» Input data

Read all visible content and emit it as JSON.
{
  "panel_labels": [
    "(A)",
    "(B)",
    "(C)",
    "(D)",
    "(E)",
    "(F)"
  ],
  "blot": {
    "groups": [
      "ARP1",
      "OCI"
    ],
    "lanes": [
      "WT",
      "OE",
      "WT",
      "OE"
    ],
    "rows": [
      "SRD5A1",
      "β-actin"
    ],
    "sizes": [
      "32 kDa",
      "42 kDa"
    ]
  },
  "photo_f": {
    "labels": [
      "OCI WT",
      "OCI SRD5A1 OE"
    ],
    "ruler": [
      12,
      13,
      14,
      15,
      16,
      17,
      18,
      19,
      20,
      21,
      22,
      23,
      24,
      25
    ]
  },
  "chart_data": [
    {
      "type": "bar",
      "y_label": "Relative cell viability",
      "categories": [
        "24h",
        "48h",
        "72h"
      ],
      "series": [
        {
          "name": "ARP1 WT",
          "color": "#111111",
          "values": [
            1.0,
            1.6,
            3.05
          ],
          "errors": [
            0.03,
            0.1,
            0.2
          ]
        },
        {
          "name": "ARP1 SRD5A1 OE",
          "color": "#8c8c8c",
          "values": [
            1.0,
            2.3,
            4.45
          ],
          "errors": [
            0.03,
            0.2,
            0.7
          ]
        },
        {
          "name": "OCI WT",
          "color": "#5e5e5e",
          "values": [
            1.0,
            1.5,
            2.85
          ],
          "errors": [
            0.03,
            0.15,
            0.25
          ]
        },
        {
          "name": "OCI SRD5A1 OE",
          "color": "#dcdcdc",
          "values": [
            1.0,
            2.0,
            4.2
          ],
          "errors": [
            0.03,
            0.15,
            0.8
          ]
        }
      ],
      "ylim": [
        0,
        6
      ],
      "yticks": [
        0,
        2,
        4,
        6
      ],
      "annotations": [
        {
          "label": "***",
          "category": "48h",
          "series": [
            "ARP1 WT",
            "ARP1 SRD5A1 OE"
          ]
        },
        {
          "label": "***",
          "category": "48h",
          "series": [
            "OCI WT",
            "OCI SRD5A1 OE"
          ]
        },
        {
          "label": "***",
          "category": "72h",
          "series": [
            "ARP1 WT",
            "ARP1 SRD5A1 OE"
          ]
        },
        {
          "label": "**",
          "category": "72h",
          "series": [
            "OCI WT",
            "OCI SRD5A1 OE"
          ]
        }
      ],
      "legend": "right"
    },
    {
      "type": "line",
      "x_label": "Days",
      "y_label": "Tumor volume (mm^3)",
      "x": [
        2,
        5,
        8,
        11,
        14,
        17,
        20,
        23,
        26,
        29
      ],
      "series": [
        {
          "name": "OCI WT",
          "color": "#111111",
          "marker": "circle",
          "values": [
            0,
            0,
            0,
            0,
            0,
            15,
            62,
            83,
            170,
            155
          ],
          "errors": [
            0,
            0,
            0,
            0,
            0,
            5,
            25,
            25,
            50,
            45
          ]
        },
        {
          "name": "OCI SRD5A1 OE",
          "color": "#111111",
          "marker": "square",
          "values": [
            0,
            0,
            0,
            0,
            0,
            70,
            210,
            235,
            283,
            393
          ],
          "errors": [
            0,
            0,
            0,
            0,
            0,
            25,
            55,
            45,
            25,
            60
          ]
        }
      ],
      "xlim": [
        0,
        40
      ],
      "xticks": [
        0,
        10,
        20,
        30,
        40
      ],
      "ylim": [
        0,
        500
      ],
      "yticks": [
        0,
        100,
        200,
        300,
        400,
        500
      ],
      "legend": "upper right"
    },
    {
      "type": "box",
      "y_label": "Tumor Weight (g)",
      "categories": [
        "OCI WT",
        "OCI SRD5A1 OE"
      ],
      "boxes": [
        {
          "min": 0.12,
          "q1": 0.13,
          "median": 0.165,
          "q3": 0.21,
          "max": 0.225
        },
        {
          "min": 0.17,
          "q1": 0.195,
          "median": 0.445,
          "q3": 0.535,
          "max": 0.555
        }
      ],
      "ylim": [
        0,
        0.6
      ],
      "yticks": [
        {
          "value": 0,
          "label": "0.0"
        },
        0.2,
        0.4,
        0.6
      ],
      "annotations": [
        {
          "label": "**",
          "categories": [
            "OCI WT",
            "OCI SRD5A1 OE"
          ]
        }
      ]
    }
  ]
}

» Work request
Exactly and without omission, set down every entry.

» Solution to the exercise
Read all visible content and emit it as JSON.
{
  "panel_labels": [
    "(A)",
    "(B)",
    "(C)",
    "(D)",
    "(E)",
    "(F)"
  ],
  "blot": {
    "groups": [
      "ARP1",
      "OCI"
    ],
    "lanes": [
      "WT",
      "OE",
      "WT",
      "OE"
    ],
    "rows": [
      "SRD5A1",
      "β-actin"
    ],
    "sizes": [
      "32 kDa",
      "42 kDa"
    ]
  },
  "photo_f": {
    "labels": [
      "OCI WT",
      "OCI SRD5A1 OE"
    ],
    "ruler": [
      12,
      13,
      14,
      15,
      16,
      17,
      18,
      19,
      20,
      21,
      22,
      23,
      24,
      25
    ]
  },
  "chart_data": [
    {
      "type": "bar",
      "y_label": "Relative cell viability",
      "categories": [
        "24h",
        "48h",
        "72h"
      ],
      "series": [
        {
          "name": "ARP1 WT",
          "color": "#111111",
          "values": [
            1.0,
            1.6,
            3.05
          ],
          "errors": [
            0.03,
            0.1,
            0.2
          ]
        },
        {
          "name": "ARP1 SRD5A1 OE",
          "color": "#8c8c8c",
          "values": [
            1.0,
            2.3,
            4.45
          ],
          "errors": [
            0.03,
            0.2,
            0.7
          ]
        },
        {
          "name": "OCI WT",
          "color": "#5e5e5e",
          "values": [
            1.0,
            1.5,
            2.85
          ],
          "errors": [
            0.03,
            0.15,
            0.25
          ]
        },
        {
          "name": "OCI SRD5A1 OE",
          "color": "#dcdcdc",
          "values": [
            1.0,
            2.0,
            4.2
          ],
          "errors": [
            0.03,
            0.15,
            0.8
          ]
        }
      ],
      "ylim": [
        0,
        6
      ],
      "yticks": [
        0,
        2,
        4,
        6
      ],
      "annotations": [
        {
          "label": "***",
          "category": "48h",
          "series": [
            "ARP1 WT",
            "ARP1 SRD5A1 OE"
          ]
        },
        {
          "label": "***",
          "category": "48h",
          "series": [
            "OCI WT",
            "OCI SRD5A1 OE"
          ]
        },
        {
          "label": "***",
          "category": "72h",
          "series": [
            "ARP1 WT",
            "ARP1 SRD5A1 OE"
          ]
        },
        {
          "label": "**",
          "category": "72h",
          "series": [
            "OCI WT",
            "OCI SRD5A1 OE"
          ]
        }
      ],
      "legend": "right"
    },
    {
      "type": "line",
      "x_label": "Days",
      "y_label": "Tumor volume (mm^3)",
      "x": [
        2,
        5,
        8,
        11,
        14,
        17,
        20,
        23,
        26,
        29
      ],
      "series": [
        {
          "name": "OCI WT",
          "color": "#111111",
          "marker": "circle",
          "values": [
            0,
            0,
            0,
            0,
            0,
            15,
            62,
            83,
            170,
            155
          ],
          "errors": [
            0,
            0,
            0,
            0,
            0,
            5,
            25,
            25,
            50,
            45
          ]
        },
        {
          "name": "OCI SRD5A1 OE",
          "color": "#111111",
          "marker": "square",
          "values": [
            0,
            0,
            0,
            0,
            0,
            70,
            210,
            235,
            283,
            393
          ],
          "errors": [
            0,
            0,
            0,
            0,
            0,
            25,
            55,
            45,
            25,
            60
          ]
        }
      ],
      "xlim": [
        0,
        40
      ],
      "xticks": [
        0,
        10,
        20,
        30,
        40
      ],
      "ylim": [
        0,
        500
      ],
      "yticks": [
        0,
        100,
        200,
        300,
        400,
        500
      ],
      "legend": "upper right"
    },
    {
      "type": "box",
      "y_label": "Tumor Weight (g)",
      "categories": [
        "OCI WT",
        "OCI SRD5A1 OE"
      ],
      "boxes": [
        {
          "min": 0.12,
          "q1": 0.13,
          "median": 0.165,
          "q3": 0.21,
          "max": 0.225
        },
        {
          "min": 0.17,
          "q1": 0.195,
          "median": 0.445,
          "q3": 0.535,
          "max": 0.555
        }
      ],
      "ylim": [
        0,
        0.6
      ],
      "yticks": [
        {
          "value": 0,
          "label": "0.0"
        },
        0.2,
        0.4,
        0.6
      ],
      "annotations": [
        {
          "label": "**",
          "categories": [
            "OCI WT",
            "OCI SRD5A1 OE"
          ]
        }
      ]
    }
  ]
}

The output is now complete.